=== PROVIDED ENTRIES ===

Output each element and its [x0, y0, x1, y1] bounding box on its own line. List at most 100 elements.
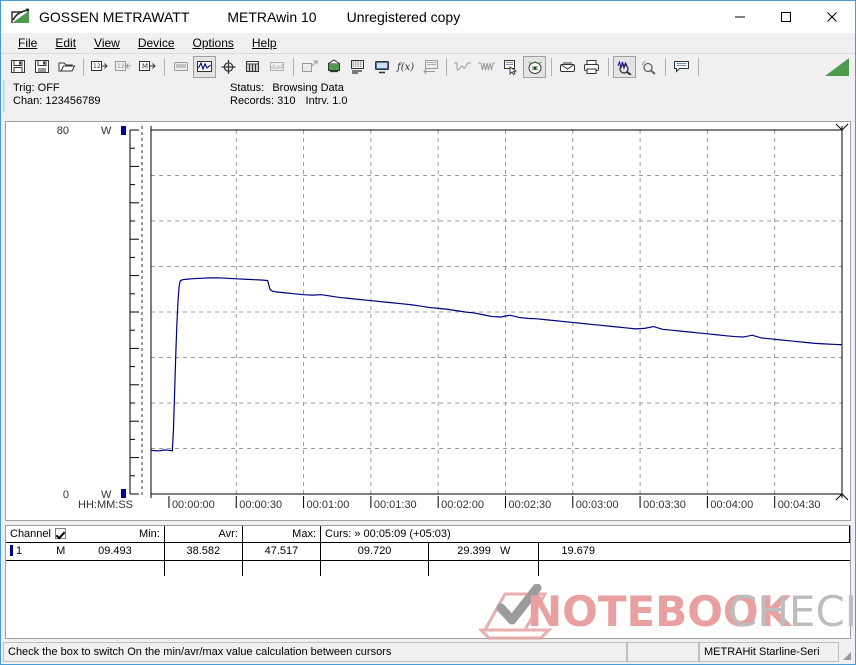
- status-value: Browsing Data: [272, 82, 344, 94]
- maximize-button[interactable]: [763, 1, 809, 33]
- y-axis-min-label: 0: [63, 489, 69, 501]
- x-axis-tick-label: 00:02:30: [508, 499, 551, 511]
- metrawin-window: GOSSEN METRAWATT METRAwin 10 Unregistere…: [0, 0, 856, 665]
- readback-icon[interactable]: [418, 56, 441, 78]
- minmax-enable-checkbox-cell[interactable]: [52, 526, 66, 542]
- menu-item-view[interactable]: View: [85, 34, 129, 52]
- close-icon: [826, 11, 838, 23]
- analog-curve-icon[interactable]: [451, 56, 474, 78]
- setup-icon[interactable]: [346, 56, 369, 78]
- close-button[interactable]: [809, 1, 855, 33]
- window-controls: [717, 1, 855, 33]
- svg-text:12: 12: [117, 63, 125, 70]
- crosshair-icon[interactable]: [217, 56, 240, 78]
- print-icon[interactable]: [580, 56, 603, 78]
- menu-item-device[interactable]: Device: [129, 34, 184, 52]
- zoom-curve-icon[interactable]: [613, 56, 636, 78]
- table-view-icon[interactable]: [241, 56, 264, 78]
- send-config-icon[interactable]: [298, 56, 321, 78]
- list-view-icon[interactable]: [169, 56, 192, 78]
- trigger-icon[interactable]: [523, 56, 546, 78]
- channel-color-swatch: [10, 545, 13, 556]
- status-hint: Check the box to switch On the min/avr/m…: [3, 642, 627, 662]
- x-axis-tick-label: 00:04:00: [710, 499, 753, 511]
- records-value: 310: [277, 95, 295, 107]
- minimize-icon: [734, 11, 746, 23]
- export-right-icon[interactable]: 12: [88, 56, 111, 78]
- trigger-value: OFF: [38, 82, 60, 94]
- info-bar: Trig: OFF Chan: 123456789 Status: Browsi…: [3, 80, 853, 112]
- power-curve-chart[interactable]: 80W0WHH:MM:SS00:00:0000:00:3000:01:0000:…: [6, 122, 850, 520]
- function-icon[interactable]: ƒ(x): [394, 56, 417, 78]
- row-channel-number: 1: [6, 542, 52, 560]
- menu-help-label: Help: [252, 36, 277, 50]
- open-icon[interactable]: [55, 56, 78, 78]
- menu-view-label: View: [94, 36, 120, 50]
- receive-config-icon[interactable]: [322, 56, 345, 78]
- select-cursor-icon[interactable]: [499, 56, 522, 78]
- cursor-avr-number: 29.399: [457, 545, 491, 557]
- table-blank-row: [6, 560, 850, 576]
- status-label: Status:: [230, 82, 264, 94]
- row-max-value: 47.517: [242, 542, 320, 560]
- maximize-icon: [780, 11, 792, 23]
- digital-curve-icon[interactable]: [475, 56, 498, 78]
- monitor-icon[interactable]: [370, 56, 393, 78]
- menu-item-edit[interactable]: Edit: [46, 34, 85, 52]
- svg-text:M: M: [142, 62, 148, 70]
- x-axis-tick-label: 00:01:00: [307, 499, 350, 511]
- app-title: METRAwin 10: [227, 9, 316, 25]
- y-axis-max-label: 80: [57, 125, 69, 137]
- svg-text:12: 12: [93, 63, 101, 70]
- menu-file-label: File: [18, 36, 37, 50]
- trigger-label: Trig:: [13, 82, 35, 94]
- menu-item-file[interactable]: File: [9, 34, 46, 52]
- header-max: Max:: [242, 526, 320, 542]
- toolbar-separator: [446, 58, 447, 76]
- resize-grip-icon[interactable]: [839, 642, 853, 662]
- print-preview-icon[interactable]: [556, 56, 579, 78]
- row-min-value: 09.493: [66, 542, 164, 560]
- memory-export-icon[interactable]: M: [136, 56, 159, 78]
- y-axis-unit-top: W: [101, 125, 112, 137]
- svg-text:ƒ(x): ƒ(x): [396, 62, 414, 73]
- status-middle: [627, 642, 699, 662]
- menu-item-help[interactable]: Help: [243, 34, 286, 52]
- x-axis-format-label: HH:MM:SS: [78, 499, 133, 511]
- save-icon[interactable]: [7, 56, 30, 78]
- brand-name: GOSSEN METRAWATT: [39, 9, 189, 25]
- x-axis-tick-label: 00:03:00: [576, 499, 619, 511]
- status-device: METRAHit Starline-Seri: [699, 642, 839, 662]
- toolbar-separator: [164, 58, 165, 76]
- header-avr: Avr:: [164, 526, 242, 542]
- x-axis-tick-label: 00:00:30: [239, 499, 282, 511]
- table-row[interactable]: 1 M 09.493 38.582 47.517 09.720 29.399 W…: [6, 542, 850, 560]
- save-as-icon[interactable]: [31, 56, 54, 78]
- cursor-avr-unit: W: [500, 545, 510, 557]
- table-header-row: Channel: Min: Avr: Max: Curs: » 00:05:09…: [6, 526, 850, 542]
- green-flag-icon: [825, 58, 849, 76]
- toolbar-separator: [608, 58, 609, 76]
- row-cursor-min-value: 09.720: [321, 542, 429, 560]
- minimize-button[interactable]: [717, 1, 763, 33]
- bar-view-icon[interactable]: [265, 56, 288, 78]
- status-line: Status: Browsing Data: [230, 82, 344, 94]
- x-axis-tick-label: 00:04:30: [778, 499, 821, 511]
- zoom-icon[interactable]: [637, 56, 660, 78]
- channel-value: 123456789: [45, 95, 100, 107]
- menu-item-options[interactable]: Options: [184, 34, 243, 52]
- comment-icon[interactable]: [670, 56, 693, 78]
- measurement-table-panel[interactable]: Channel: Min: Avr: Max: Curs: » 00:05:09…: [5, 525, 851, 639]
- chart-panel[interactable]: 80W0WHH:MM:SS00:00:0000:00:3000:01:0000:…: [5, 121, 851, 521]
- curve-view-icon[interactable]: [193, 56, 216, 78]
- menu-device-label: Device: [138, 36, 175, 50]
- x-axis-tick-label: 00:01:30: [374, 499, 417, 511]
- x-axis-tick-label: 00:02:00: [441, 499, 484, 511]
- row-cursor-max-value: 19.679: [539, 542, 850, 560]
- toolbar: 12 12 M: [1, 53, 855, 79]
- minmax-enable-checkbox[interactable]: [55, 528, 66, 539]
- import-left-icon[interactable]: 12: [112, 56, 135, 78]
- measurement-table: Channel: Min: Avr: Max: Curs: » 00:05:09…: [6, 526, 850, 576]
- records-line: Records: 310 Intrv. 1.0: [230, 95, 348, 107]
- header-min: Min:: [66, 526, 164, 542]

===

-- WHAT YOU HAVE TO DO --
Repeat everything in the data from the line containing "- status-value: Browsing" down to the line containing "122, 850, 520]", both lines included, with each line unchanged.

-- WRITTEN ANSWER --
- status-value: Browsing Data: [272, 82, 344, 94]
- maximize-button[interactable]: [763, 1, 809, 33]
- y-axis-min-label: 0: [63, 489, 69, 501]
- x-axis-tick-label: 00:02:30: [508, 499, 551, 511]
- metrawin-window: GOSSEN METRAWATT METRAwin 10 Unregistere…: [0, 0, 856, 665]
- readback-icon[interactable]: [418, 56, 441, 78]
- minmax-enable-checkbox-cell[interactable]: [52, 526, 66, 542]
- menu-item-view[interactable]: View: [85, 34, 129, 52]
- close-icon: [826, 11, 838, 23]
- analog-curve-icon[interactable]: [451, 56, 474, 78]
- setup-icon[interactable]: [346, 56, 369, 78]
- close-button[interactable]: [809, 1, 855, 33]
- window-controls: [717, 1, 855, 33]
- svg-text:12: 12: [117, 63, 125, 70]
- crosshair-icon[interactable]: [217, 56, 240, 78]
- print-icon[interactable]: [580, 56, 603, 78]
- menu-item-device[interactable]: Device: [129, 34, 184, 52]
- zoom-curve-icon[interactable]: [613, 56, 636, 78]
- table-view-icon[interactable]: [241, 56, 264, 78]
- send-config-icon[interactable]: [298, 56, 321, 78]
- list-view-icon[interactable]: [169, 56, 192, 78]
- trigger-icon[interactable]: [523, 56, 546, 78]
- channel-color-swatch: [10, 545, 13, 556]
- status-hint: Check the box to switch On the min/avr/m…: [3, 642, 627, 662]
- x-axis-tick-label: 00:04:00: [710, 499, 753, 511]
- records-value: 310: [277, 95, 295, 107]
- minimize-icon: [734, 11, 746, 23]
- export-right-icon[interactable]: 12: [88, 56, 111, 78]
- trigger-value: OFF: [38, 82, 60, 94]
- info-bar: Trig: OFF Chan: 123456789 Status: Browsi…: [3, 80, 853, 112]
- power-curve-chart[interactable]: 80W0WHH:MM:SS00:00:0000:00:3000:01:0000:…: [6, 122, 850, 520]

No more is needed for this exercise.